▶ Short exercise
Transcribe the records below in full; pictures stay out of the copy.

[Extracted data entries]
-*-*-
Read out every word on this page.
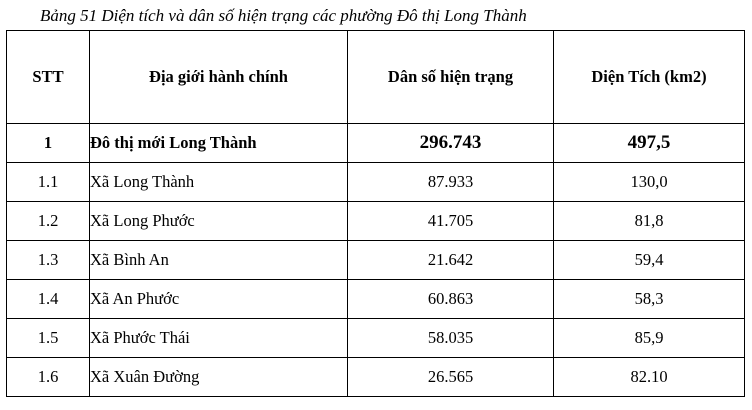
Bảng 51 Diện tích và dân số hiện trạng các phường Đô thị Long Thành
STT	Địa giới hành chính	Dân số hiện trạng	Diện Tích (km2)
1	Đô thị mới Long Thành	296.743	497,5
1.1	Xã Long Thành	87.933	130,0
1.2	Xã Long Phước	41.705	81,8
1.3	Xã Bình An	21.642	59,4
1.4	Xã An Phước	60.863	58,3
1.5	Xã Phước Thái	58.035	85,9
1.6	Xã Xuân Đường	26.565	82.10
-*-*-
▶ Response to this task
Read out every word on this page.
Bảng 51 Diện tích và dân số hiện trạng các phường Đô thị Long Thành
STT	Địa giới hành chính	Dân số hiện trạng	Diện Tích (km2)
1	Đô thị mới Long Thành	296.743	497,5
1.1	Xã Long Thành	87.933	130,0
1.2	Xã Long Phước	41.705	81,8
1.3	Xã Bình An	21.642	59,4
1.4	Xã An Phước	60.863	58,3
1.5	Xã Phước Thái	58.035	85,9
1.6	Xã Xuân Đường	26.565	82.10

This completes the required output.